**Provided records:**
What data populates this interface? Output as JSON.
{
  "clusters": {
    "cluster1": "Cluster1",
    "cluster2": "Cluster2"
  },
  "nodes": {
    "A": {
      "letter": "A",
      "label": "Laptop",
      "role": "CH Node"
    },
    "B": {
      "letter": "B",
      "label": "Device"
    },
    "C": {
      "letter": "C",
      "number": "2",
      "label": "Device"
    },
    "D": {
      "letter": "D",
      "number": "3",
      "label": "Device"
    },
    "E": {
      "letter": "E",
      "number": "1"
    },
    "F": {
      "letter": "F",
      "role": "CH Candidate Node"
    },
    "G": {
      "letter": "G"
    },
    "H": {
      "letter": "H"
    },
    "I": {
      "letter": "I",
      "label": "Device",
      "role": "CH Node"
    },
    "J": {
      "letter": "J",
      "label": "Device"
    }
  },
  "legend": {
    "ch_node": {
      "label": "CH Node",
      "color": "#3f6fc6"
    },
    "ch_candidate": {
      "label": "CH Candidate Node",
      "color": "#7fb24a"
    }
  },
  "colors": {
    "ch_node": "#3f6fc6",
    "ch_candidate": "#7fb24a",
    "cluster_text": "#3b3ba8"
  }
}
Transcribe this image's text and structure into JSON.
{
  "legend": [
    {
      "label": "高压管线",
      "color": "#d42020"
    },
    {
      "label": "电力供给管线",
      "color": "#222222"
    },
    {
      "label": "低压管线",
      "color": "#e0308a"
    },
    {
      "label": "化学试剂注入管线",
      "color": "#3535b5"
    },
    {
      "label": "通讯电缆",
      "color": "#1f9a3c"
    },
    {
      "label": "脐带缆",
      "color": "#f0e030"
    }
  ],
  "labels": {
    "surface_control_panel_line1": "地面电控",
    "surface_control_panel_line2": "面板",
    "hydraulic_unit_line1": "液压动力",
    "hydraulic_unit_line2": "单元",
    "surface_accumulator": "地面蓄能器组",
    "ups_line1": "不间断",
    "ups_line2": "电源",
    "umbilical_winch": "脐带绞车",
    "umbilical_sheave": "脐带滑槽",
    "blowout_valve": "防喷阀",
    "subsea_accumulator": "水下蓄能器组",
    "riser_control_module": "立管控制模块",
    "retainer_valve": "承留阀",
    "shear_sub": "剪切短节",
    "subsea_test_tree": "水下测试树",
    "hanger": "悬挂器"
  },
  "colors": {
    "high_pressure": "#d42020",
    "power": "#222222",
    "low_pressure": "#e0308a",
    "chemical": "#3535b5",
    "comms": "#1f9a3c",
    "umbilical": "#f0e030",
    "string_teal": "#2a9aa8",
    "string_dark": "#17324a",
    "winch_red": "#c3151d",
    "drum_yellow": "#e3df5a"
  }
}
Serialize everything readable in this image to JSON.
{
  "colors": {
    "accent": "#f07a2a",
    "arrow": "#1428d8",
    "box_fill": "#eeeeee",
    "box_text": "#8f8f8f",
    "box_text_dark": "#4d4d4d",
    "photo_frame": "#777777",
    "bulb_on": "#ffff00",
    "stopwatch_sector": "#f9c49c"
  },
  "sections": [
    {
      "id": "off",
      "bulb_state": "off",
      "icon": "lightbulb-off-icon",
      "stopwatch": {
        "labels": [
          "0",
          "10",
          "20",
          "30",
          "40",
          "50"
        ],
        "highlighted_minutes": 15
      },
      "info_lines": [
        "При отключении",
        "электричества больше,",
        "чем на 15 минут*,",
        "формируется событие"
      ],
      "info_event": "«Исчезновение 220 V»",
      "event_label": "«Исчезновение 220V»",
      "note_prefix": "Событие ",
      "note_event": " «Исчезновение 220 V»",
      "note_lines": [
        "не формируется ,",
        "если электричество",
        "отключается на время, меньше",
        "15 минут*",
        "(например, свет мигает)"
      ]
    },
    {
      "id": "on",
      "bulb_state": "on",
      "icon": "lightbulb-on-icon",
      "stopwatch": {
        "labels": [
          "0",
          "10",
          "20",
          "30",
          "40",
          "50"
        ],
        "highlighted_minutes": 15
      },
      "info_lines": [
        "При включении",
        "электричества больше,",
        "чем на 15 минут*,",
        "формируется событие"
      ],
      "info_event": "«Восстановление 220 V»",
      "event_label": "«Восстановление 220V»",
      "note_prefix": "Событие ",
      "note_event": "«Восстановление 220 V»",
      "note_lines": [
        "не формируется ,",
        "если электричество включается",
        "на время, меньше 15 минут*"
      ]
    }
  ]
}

**Do this:**
Reproduce the material exactly, with every line intact.

**Finished task:**
What data populates this interface? Output as JSON.
{
  "clusters": {
    "cluster1": "Cluster1",
    "cluster2": "Cluster2"
  },
  "nodes": {
    "A": {
      "letter": "A",
      "label": "Laptop",
      "role": "CH Node"
    },
    "B": {
      "letter": "B",
      "label": "Device"
    },
    "C": {
      "letter": "C",
      "number": "2",
      "label": "Device"
    },
    "D": {
      "letter": "D",
      "number": "3",
      "label": "Device"
    },
    "E": {
      "letter": "E",
      "number": "1"
    },
    "F": {
      "letter": "F",
      "role": "CH Candidate Node"
    },
    "G": {
      "letter": "G"
    },
    "H": {
      "letter": "H"
    },
    "I": {
      "letter": "I",
      "label": "Device",
      "role": "CH Node"
    },
    "J": {
      "letter": "J",
      "label": "Device"
    }
  },
  "legend": {
    "ch_node": {
      "label": "CH Node",
      "color": "#3f6fc6"
    },
    "ch_candidate": {
      "label": "CH Candidate Node",
      "color": "#7fb24a"
    }
  },
  "colors": {
    "ch_node": "#3f6fc6",
    "ch_candidate": "#7fb24a",
    "cluster_text": "#3b3ba8"
  }
}
Transcribe this image's text and structure into JSON.
{
  "legend": [
    {
      "label": "高压管线",
      "color": "#d42020"
    },
    {
      "label": "电力供给管线",
      "color": "#222222"
    },
    {
      "label": "低压管线",
      "color": "#e0308a"
    },
    {
      "label": "化学试剂注入管线",
      "color": "#3535b5"
    },
    {
      "label": "通讯电缆",
      "color": "#1f9a3c"
    },
    {
      "label": "脐带缆",
      "color": "#f0e030"
    }
  ],
  "labels": {
    "surface_control_panel_line1": "地面电控",
    "surface_control_panel_line2": "面板",
    "hydraulic_unit_line1": "液压动力",
    "hydraulic_unit_line2": "单元",
    "surface_accumulator": "地面蓄能器组",
    "ups_line1": "不间断",
    "ups_line2": "电源",
    "umbilical_winch": "脐带绞车",
    "umbilical_sheave": "脐带滑槽",
    "blowout_valve": "防喷阀",
    "subsea_accumulator": "水下蓄能器组",
    "riser_control_module": "立管控制模块",
    "retainer_valve": "承留阀",
    "shear_sub": "剪切短节",
    "subsea_test_tree": "水下测试树",
    "hanger": "悬挂器"
  },
  "colors": {
    "high_pressure": "#d42020",
    "power": "#222222",
    "low_pressure": "#e0308a",
    "chemical": "#3535b5",
    "comms": "#1f9a3c",
    "umbilical": "#f0e030",
    "string_teal": "#2a9aa8",
    "string_dark": "#17324a",
    "winch_red": "#c3151d",
    "drum_yellow": "#e3df5a"
  }
}
Serialize everything readable in this image to JSON.
{
  "colors": {
    "accent": "#f07a2a",
    "arrow": "#1428d8",
    "box_fill": "#eeeeee",
    "box_text": "#8f8f8f",
    "box_text_dark": "#4d4d4d",
    "photo_frame": "#777777",
    "bulb_on": "#ffff00",
    "stopwatch_sector": "#f9c49c"
  },
  "sections": [
    {
      "id": "off",
      "bulb_state": "off",
      "icon": "lightbulb-off-icon",
      "stopwatch": {
        "labels": [
          "0",
          "10",
          "20",
          "30",
          "40",
          "50"
        ],
        "highlighted_minutes": 15
      },
      "info_lines": [
        "При отключении",
        "электричества больше,",
        "чем на 15 минут*,",
        "формируется событие"
      ],
      "info_event": "«Исчезновение 220 V»",
      "event_label": "«Исчезновение 220V»",
      "note_prefix": "Событие ",
      "note_event": " «Исчезновение 220 V»",
      "note_lines": [
        "не формируется ,",
        "если электричество",
        "отключается на время, меньше",
        "15 минут*",
        "(например, свет мигает)"
      ]
    },
    {
      "id": "on",
      "bulb_state": "on",
      "icon": "lightbulb-on-icon",
      "stopwatch": {
        "labels": [
          "0",
          "10",
          "20",
          "30",
          "40",
          "50"
        ],
        "highlighted_minutes": 15
      },
      "info_lines": [
        "При включении",
        "электричества больше,",
        "чем на 15 минут*,",
        "формируется событие"
      ],
      "info_event": "«Восстановление 220 V»",
      "event_label": "«Восстановление 220V»",
      "note_prefix": "Событие ",
      "note_event": "«Восстановление 220 V»",
      "note_lines": [
        "не формируется ,",
        "если электричество включается",
        "на время, меньше 15 минут*"
      ]
    }
  ]
}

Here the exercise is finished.